Records from a collection
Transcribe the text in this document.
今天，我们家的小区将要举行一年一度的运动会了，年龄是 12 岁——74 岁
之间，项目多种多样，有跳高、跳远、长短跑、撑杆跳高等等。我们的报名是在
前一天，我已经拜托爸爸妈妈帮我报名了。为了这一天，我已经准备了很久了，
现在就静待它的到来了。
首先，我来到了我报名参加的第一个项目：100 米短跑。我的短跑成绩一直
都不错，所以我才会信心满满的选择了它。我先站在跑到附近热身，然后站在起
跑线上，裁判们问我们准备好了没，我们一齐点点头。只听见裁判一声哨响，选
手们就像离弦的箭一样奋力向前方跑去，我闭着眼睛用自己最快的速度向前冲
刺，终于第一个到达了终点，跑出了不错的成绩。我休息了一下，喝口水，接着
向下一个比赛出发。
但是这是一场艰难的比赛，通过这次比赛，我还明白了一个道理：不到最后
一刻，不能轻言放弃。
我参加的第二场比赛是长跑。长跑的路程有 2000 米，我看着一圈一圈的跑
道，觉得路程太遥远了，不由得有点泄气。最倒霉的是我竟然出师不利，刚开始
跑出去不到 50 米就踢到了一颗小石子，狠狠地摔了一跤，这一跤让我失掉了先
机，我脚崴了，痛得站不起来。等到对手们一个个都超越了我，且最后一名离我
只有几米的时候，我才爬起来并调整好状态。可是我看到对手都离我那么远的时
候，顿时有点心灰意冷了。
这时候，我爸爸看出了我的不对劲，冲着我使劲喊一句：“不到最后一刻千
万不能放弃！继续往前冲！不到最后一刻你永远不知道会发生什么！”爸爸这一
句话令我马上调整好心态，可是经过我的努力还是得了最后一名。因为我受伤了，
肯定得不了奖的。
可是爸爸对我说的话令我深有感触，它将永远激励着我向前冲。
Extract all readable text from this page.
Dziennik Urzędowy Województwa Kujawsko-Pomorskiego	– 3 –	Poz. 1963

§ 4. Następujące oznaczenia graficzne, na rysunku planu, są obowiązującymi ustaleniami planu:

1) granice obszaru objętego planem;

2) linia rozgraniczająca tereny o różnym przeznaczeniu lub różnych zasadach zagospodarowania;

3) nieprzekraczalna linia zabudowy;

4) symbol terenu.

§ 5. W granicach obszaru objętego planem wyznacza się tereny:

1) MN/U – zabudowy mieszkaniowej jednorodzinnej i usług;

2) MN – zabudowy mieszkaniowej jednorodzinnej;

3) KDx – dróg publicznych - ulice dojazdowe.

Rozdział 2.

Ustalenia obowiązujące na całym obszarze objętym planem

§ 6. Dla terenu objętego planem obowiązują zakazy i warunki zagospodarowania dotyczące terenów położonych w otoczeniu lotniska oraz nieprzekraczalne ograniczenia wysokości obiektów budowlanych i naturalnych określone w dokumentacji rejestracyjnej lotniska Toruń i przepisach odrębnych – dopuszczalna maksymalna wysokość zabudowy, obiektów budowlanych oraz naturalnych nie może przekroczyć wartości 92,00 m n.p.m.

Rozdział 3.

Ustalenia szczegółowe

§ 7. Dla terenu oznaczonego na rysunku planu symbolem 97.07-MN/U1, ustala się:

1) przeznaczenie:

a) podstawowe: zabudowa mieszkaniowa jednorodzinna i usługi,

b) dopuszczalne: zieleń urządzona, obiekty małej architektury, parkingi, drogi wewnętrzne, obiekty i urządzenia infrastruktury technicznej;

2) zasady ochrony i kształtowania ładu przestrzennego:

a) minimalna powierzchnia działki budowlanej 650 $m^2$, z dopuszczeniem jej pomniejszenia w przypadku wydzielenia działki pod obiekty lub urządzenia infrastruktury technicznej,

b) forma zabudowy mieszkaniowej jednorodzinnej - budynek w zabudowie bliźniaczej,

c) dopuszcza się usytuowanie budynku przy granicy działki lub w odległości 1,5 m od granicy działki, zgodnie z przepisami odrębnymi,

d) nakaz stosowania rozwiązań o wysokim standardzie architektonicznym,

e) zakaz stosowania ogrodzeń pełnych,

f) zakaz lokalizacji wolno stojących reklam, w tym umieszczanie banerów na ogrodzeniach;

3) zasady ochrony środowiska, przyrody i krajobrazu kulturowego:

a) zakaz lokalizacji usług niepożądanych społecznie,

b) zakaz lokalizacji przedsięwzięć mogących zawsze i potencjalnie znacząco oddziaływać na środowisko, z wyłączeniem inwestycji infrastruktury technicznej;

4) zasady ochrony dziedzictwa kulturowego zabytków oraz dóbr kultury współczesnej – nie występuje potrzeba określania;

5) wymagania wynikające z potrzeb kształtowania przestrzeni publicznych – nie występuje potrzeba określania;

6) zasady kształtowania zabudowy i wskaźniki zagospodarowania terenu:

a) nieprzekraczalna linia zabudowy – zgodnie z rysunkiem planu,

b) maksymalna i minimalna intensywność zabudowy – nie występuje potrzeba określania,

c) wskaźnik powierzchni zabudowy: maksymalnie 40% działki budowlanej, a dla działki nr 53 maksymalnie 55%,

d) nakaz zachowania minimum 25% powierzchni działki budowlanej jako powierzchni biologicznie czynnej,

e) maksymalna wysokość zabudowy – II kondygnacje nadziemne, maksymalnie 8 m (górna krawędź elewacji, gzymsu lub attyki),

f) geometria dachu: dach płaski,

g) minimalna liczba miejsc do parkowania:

■ Problem description
Reproduce all of the entries word for word.

■ Solved exercise
Transcribe the text in this document.
今天，我们家的小区将要举行一年一度的运动会了，年龄是 12 岁——74 岁
之间，项目多种多样，有跳高、跳远、长短跑、撑杆跳高等等。我们的报名是在
前一天，我已经拜托爸爸妈妈帮我报名了。为了这一天，我已经准备了很久了，
现在就静待它的到来了。
首先，我来到了我报名参加的第一个项目：100 米短跑。我的短跑成绩一直
都不错，所以我才会信心满满的选择了它。我先站在跑到附近热身，然后站在起
跑线上，裁判们问我们准备好了没，我们一齐点点头。只听见裁判一声哨响，选
手们就像离弦的箭一样奋力向前方跑去，我闭着眼睛用自己最快的速度向前冲
刺，终于第一个到达了终点，跑出了不错的成绩。我休息了一下，喝口水，接着
向下一个比赛出发。
但是这是一场艰难的比赛，通过这次比赛，我还明白了一个道理：不到最后
一刻，不能轻言放弃。
我参加的第二场比赛是长跑。长跑的路程有 2000 米，我看着一圈一圈的跑
道，觉得路程太遥远了，不由得有点泄气。最倒霉的是我竟然出师不利，刚开始
跑出去不到 50 米就踢到了一颗小石子，狠狠地摔了一跤，这一跤让我失掉了先
机，我脚崴了，痛得站不起来。等到对手们一个个都超越了我，且最后一名离我
只有几米的时候，我才爬起来并调整好状态。可是我看到对手都离我那么远的时
候，顿时有点心灰意冷了。
这时候，我爸爸看出了我的不对劲，冲着我使劲喊一句：“不到最后一刻千
万不能放弃！继续往前冲！不到最后一刻你永远不知道会发生什么！”爸爸这一
句话令我马上调整好心态，可是经过我的努力还是得了最后一名。因为我受伤了，
肯定得不了奖的。
可是爸爸对我说的话令我深有感触，它将永远激励着我向前冲。
Extract all readable text from this page.
Dziennik Urzędowy Województwa Kujawsko-Pomorskiego	– 3 –	Poz. 1963

§ 4. Następujące oznaczenia graficzne, na rysunku planu, są obowiązującymi ustaleniami planu:

1) granice obszaru objętego planem;

2) linia rozgraniczająca tereny o różnym przeznaczeniu lub różnych zasadach zagospodarowania;

3) nieprzekraczalna linia zabudowy;

4) symbol terenu.

§ 5. W granicach obszaru objętego planem wyznacza się tereny:

1) MN/U – zabudowy mieszkaniowej jednorodzinnej i usług;

2) MN – zabudowy mieszkaniowej jednorodzinnej;

3) KDx – dróg publicznych - ulice dojazdowe.

Rozdział 2.

Ustalenia obowiązujące na całym obszarze objętym planem

§ 6. Dla terenu objętego planem obowiązują zakazy i warunki zagospodarowania dotyczące terenów położonych w otoczeniu lotniska oraz nieprzekraczalne ograniczenia wysokości obiektów budowlanych i naturalnych określone w dokumentacji rejestracyjnej lotniska Toruń i przepisach odrębnych – dopuszczalna maksymalna wysokość zabudowy, obiektów budowlanych oraz naturalnych nie może przekroczyć wartości 92,00 m n.p.m.

Rozdział 3.

Ustalenia szczegółowe

§ 7. Dla terenu oznaczonego na rysunku planu symbolem 97.07-MN/U1, ustala się:

1) przeznaczenie:

a) podstawowe: zabudowa mieszkaniowa jednorodzinna i usługi,

b) dopuszczalne: zieleń urządzona, obiekty małej architektury, parkingi, drogi wewnętrzne, obiekty i urządzenia infrastruktury technicznej;

2) zasady ochrony i kształtowania ładu przestrzennego:

a) minimalna powierzchnia działki budowlanej 650 $m^2$, z dopuszczeniem jej pomniejszenia w przypadku wydzielenia działki pod obiekty lub urządzenia infrastruktury technicznej,

b) forma zabudowy mieszkaniowej jednorodzinnej - budynek w zabudowie bliźniaczej,

c) dopuszcza się usytuowanie budynku przy granicy działki lub w odległości 1,5 m od granicy działki, zgodnie z przepisami odrębnymi,

d) nakaz stosowania rozwiązań o wysokim standardzie architektonicznym,

e) zakaz stosowania ogrodzeń pełnych,

f) zakaz lokalizacji wolno stojących reklam, w tym umieszczanie banerów na ogrodzeniach;

3) zasady ochrony środowiska, przyrody i krajobrazu kulturowego:

a) zakaz lokalizacji usług niepożądanych społecznie,

b) zakaz lokalizacji przedsięwzięć mogących zawsze i potencjalnie znacząco oddziaływać na środowisko, z wyłączeniem inwestycji infrastruktury technicznej;

4) zasady ochrony dziedzictwa kulturowego zabytków oraz dóbr kultury współczesnej – nie występuje potrzeba określania;

5) wymagania wynikające z potrzeb kształtowania przestrzeni publicznych – nie występuje potrzeba określania;

6) zasady kształtowania zabudowy i wskaźniki zagospodarowania terenu:

a) nieprzekraczalna linia zabudowy – zgodnie z rysunkiem planu,

b) maksymalna i minimalna intensywność zabudowy – nie występuje potrzeba określania,

c) wskaźnik powierzchni zabudowy: maksymalnie 40% działki budowlanej, a dla działki nr 53 maksymalnie 55%,

d) nakaz zachowania minimum 25% powierzchni działki budowlanej jako powierzchni biologicznie czynnej,

e) maksymalna wysokość zabudowy – II kondygnacje nadziemne, maksymalnie 8 m (górna krawędź elewacji, gzymsu lub attyki),

f) geometria dachu: dach płaski,

g) minimalna liczba miejsc do parkowania:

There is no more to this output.